▶ _WORK TO COMPLETE_
Across the whole listing, return each line exactly, with no images included.

══ GIVEN ENTRIES

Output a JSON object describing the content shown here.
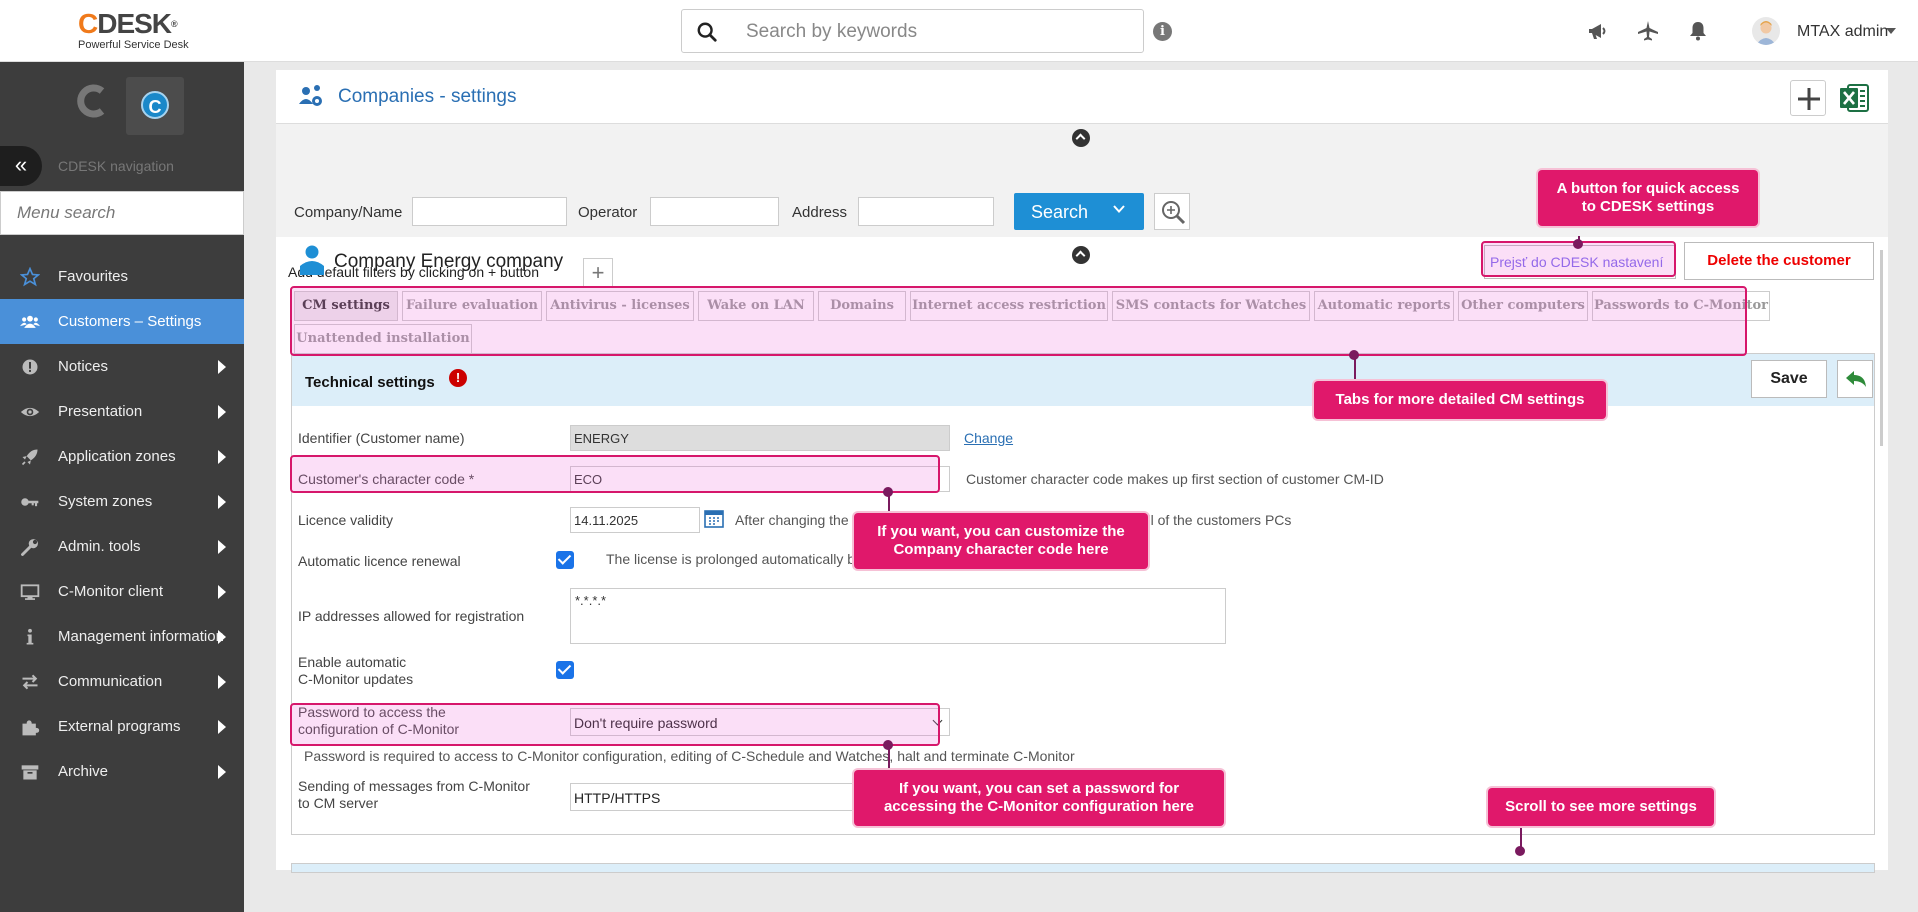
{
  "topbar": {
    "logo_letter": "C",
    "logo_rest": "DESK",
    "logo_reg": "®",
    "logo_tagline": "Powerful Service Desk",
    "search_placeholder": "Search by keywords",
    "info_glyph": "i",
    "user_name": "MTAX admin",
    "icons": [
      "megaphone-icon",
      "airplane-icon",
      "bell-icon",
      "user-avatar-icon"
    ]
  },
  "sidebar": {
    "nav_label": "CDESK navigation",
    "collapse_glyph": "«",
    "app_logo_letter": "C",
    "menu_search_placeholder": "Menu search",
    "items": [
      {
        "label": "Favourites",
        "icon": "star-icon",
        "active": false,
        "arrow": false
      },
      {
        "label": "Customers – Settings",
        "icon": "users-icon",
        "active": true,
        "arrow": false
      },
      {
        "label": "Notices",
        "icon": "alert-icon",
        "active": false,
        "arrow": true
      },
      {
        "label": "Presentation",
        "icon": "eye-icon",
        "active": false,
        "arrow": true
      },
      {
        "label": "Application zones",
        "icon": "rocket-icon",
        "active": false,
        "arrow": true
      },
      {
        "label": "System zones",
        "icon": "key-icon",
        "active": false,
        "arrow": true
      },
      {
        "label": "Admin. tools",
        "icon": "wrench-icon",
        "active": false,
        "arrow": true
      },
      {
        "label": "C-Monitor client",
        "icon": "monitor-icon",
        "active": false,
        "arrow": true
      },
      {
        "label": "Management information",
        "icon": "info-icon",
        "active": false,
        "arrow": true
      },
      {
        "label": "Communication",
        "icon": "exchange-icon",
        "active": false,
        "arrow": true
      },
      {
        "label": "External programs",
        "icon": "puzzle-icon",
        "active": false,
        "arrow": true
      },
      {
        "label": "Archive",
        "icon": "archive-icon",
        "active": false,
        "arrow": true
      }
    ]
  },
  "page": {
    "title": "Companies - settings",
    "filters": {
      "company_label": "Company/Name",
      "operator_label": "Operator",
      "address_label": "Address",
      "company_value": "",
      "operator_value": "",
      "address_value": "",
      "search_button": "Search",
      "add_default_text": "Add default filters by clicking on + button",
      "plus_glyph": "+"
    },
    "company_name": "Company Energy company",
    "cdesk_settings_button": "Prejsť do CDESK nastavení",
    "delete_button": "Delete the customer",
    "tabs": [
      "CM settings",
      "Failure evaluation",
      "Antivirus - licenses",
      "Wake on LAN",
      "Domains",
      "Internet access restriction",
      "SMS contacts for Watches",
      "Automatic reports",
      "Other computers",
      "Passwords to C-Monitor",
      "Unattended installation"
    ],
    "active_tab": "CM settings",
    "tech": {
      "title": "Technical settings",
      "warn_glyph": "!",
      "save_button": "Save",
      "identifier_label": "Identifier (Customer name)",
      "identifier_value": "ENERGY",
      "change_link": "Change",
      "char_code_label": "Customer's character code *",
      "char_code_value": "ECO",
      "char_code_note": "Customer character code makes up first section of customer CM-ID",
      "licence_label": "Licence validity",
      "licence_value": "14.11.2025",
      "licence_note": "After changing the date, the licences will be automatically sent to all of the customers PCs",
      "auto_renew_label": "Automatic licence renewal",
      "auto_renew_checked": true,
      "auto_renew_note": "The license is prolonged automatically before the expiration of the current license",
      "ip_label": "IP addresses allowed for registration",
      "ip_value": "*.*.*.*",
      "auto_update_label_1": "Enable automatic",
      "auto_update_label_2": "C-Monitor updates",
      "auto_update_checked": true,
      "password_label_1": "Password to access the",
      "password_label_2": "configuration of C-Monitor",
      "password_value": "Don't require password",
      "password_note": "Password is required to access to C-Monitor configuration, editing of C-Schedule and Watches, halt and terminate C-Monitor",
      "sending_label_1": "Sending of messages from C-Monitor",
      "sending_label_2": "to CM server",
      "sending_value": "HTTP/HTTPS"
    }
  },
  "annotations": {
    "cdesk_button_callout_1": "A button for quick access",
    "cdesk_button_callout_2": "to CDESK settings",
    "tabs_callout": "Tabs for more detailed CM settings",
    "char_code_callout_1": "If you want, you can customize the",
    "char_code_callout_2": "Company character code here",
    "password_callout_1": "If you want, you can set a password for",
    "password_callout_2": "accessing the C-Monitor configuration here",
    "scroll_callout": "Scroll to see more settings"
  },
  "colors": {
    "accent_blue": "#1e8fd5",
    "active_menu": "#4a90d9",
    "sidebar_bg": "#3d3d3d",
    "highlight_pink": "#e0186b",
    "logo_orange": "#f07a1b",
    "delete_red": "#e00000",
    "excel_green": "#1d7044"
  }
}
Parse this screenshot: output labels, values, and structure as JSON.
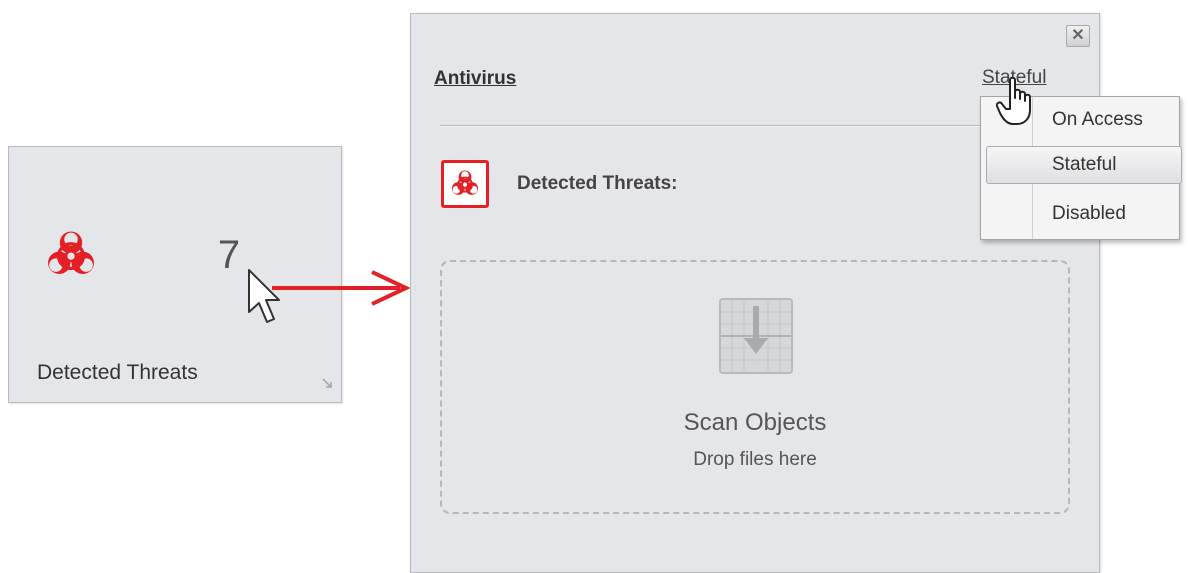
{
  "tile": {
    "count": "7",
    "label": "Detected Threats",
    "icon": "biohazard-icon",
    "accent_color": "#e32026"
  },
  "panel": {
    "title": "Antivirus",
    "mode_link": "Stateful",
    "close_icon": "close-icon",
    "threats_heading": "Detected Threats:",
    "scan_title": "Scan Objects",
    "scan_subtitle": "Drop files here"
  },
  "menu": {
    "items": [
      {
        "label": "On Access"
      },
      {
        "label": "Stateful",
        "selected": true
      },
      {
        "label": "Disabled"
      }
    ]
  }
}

════

▶ _PROBLEM SOLUTION_
Output a JSON object describing the content shown here.
{
  "topbar": {
    "logo_letter": "C",
    "logo_rest": "DESK",
    "logo_reg": "®",
    "logo_tagline": "Powerful Service Desk",
    "search_placeholder": "Search by keywords",
    "info_glyph": "i",
    "user_name": "MTAX admin",
    "icons": [
      "megaphone-icon",
      "airplane-icon",
      "bell-icon",
      "user-avatar-icon"
    ]
  },
  "sidebar": {
    "nav_label": "CDESK navigation",
    "collapse_glyph": "«",
    "app_logo_letter": "C",
    "menu_search_placeholder": "Menu search",
    "items": [
      {
        "label": "Favourites",
        "icon": "star-icon",
        "active": false,
        "arrow": false
      },
      {
        "label": "Customers – Settings",
        "icon": "users-icon",
        "active": true,
        "arrow": false
      },
      {
        "label": "Notices",
        "icon": "alert-icon",
        "active": false,
        "arrow": true
      },
      {
        "label": "Presentation",
        "icon": "eye-icon",
        "active": false,
        "arrow": true
      },
      {
        "label": "Application zones",
        "icon": "rocket-icon",
        "active": false,
        "arrow": true
      },
      {
        "label": "System zones",
        "icon": "key-icon",
        "active": false,
        "arrow": true
      },
      {
        "label": "Admin. tools",
        "icon": "wrench-icon",
        "active": false,
        "arrow": true
      },
      {
        "label": "C-Monitor client",
        "icon": "monitor-icon",
        "active": false,
        "arrow": true
      },
      {
        "label": "Management information",
        "icon": "info-icon",
        "active": false,
        "arrow": true
      },
      {
        "label": "Communication",
        "icon": "exchange-icon",
        "active": false,
        "arrow": true
      },
      {
        "label": "External programs",
        "icon": "puzzle-icon",
        "active": false,
        "arrow": true
      },
      {
        "label": "Archive",
        "icon": "archive-icon",
        "active": false,
        "arrow": true
      }
    ]
  },
  "page": {
    "title": "Companies - settings",
    "filters": {
      "company_label": "Company/Name",
      "operator_label": "Operator",
      "address_label": "Address",
      "company_value": "",
      "operator_value": "",
      "address_value": "",
      "search_button": "Search",
      "add_default_text": "Add default filters by clicking on + button",
      "plus_glyph": "+"
    },
    "company_name": "Company Energy company",
    "cdesk_settings_button": "Prejsť do CDESK nastavení",
    "delete_button": "Delete the customer",
    "tabs": [
      "CM settings",
      "Failure evaluation",
      "Antivirus - licenses",
      "Wake on LAN",
      "Domains",
      "Internet access restriction",
      "SMS contacts for Watches",
      "Automatic reports",
      "Other computers",
      "Passwords to C-Monitor",
      "Unattended installation"
    ],
    "active_tab": "CM settings",
    "tech": {
      "title": "Technical settings",
      "warn_glyph": "!",
      "save_button": "Save",
      "identifier_label": "Identifier (Customer name)",
      "identifier_value": "ENERGY",
      "change_link": "Change",
      "char_code_label": "Customer's character code *",
      "char_code_value": "ECO",
      "char_code_note": "Customer character code makes up first section of customer CM-ID",
      "licence_label": "Licence validity",
      "licence_value": "14.11.2025",
      "licence_note": "After changing the date, the licences will be automatically sent to all of the customers PCs",
      "auto_renew_label": "Automatic licence renewal",
      "auto_renew_checked": true,
      "auto_renew_note": "The license is prolonged automatically before the expiration of the current license",
      "ip_label": "IP addresses allowed for registration",
      "ip_value": "*.*.*.*",
      "auto_update_label_1": "Enable automatic",
      "auto_update_label_2": "C-Monitor updates",
      "auto_update_checked": true,
      "password_label_1": "Password to access the",
      "password_label_2": "configuration of C-Monitor",
      "password_value": "Don't require password",
      "password_note": "Password is required to access to C-Monitor configuration, editing of C-Schedule and Watches, halt and terminate C-Monitor",
      "sending_label_1": "Sending of messages from C-Monitor",
      "sending_label_2": "to CM server",
      "sending_value": "HTTP/HTTPS"
    }
  },
  "annotations": {
    "cdesk_button_callout_1": "A button for quick access",
    "cdesk_button_callout_2": "to CDESK settings",
    "tabs_callout": "Tabs for more detailed CM settings",
    "char_code_callout_1": "If you want, you can customize the",
    "char_code_callout_2": "Company character code here",
    "password_callout_1": "If you want, you can set a password for",
    "password_callout_2": "accessing the C-Monitor configuration here",
    "scroll_callout": "Scroll to see more settings"
  },
  "colors": {
    "accent_blue": "#1e8fd5",
    "active_menu": "#4a90d9",
    "sidebar_bg": "#3d3d3d",
    "highlight_pink": "#e0186b",
    "logo_orange": "#f07a1b",
    "delete_red": "#e00000",
    "excel_green": "#1d7044"
  }
}
Parse this screenshot: output labels, values, and structure as JSON.
{
  "tile": {
    "count": "7",
    "label": "Detected Threats",
    "icon": "biohazard-icon",
    "accent_color": "#e32026"
  },
  "panel": {
    "title": "Antivirus",
    "mode_link": "Stateful",
    "close_icon": "close-icon",
    "threats_heading": "Detected Threats:",
    "scan_title": "Scan Objects",
    "scan_subtitle": "Drop files here"
  },
  "menu": {
    "items": [
      {
        "label": "On Access"
      },
      {
        "label": "Stateful",
        "selected": true
      },
      {
        "label": "Disabled"
      }
    ]
  }
}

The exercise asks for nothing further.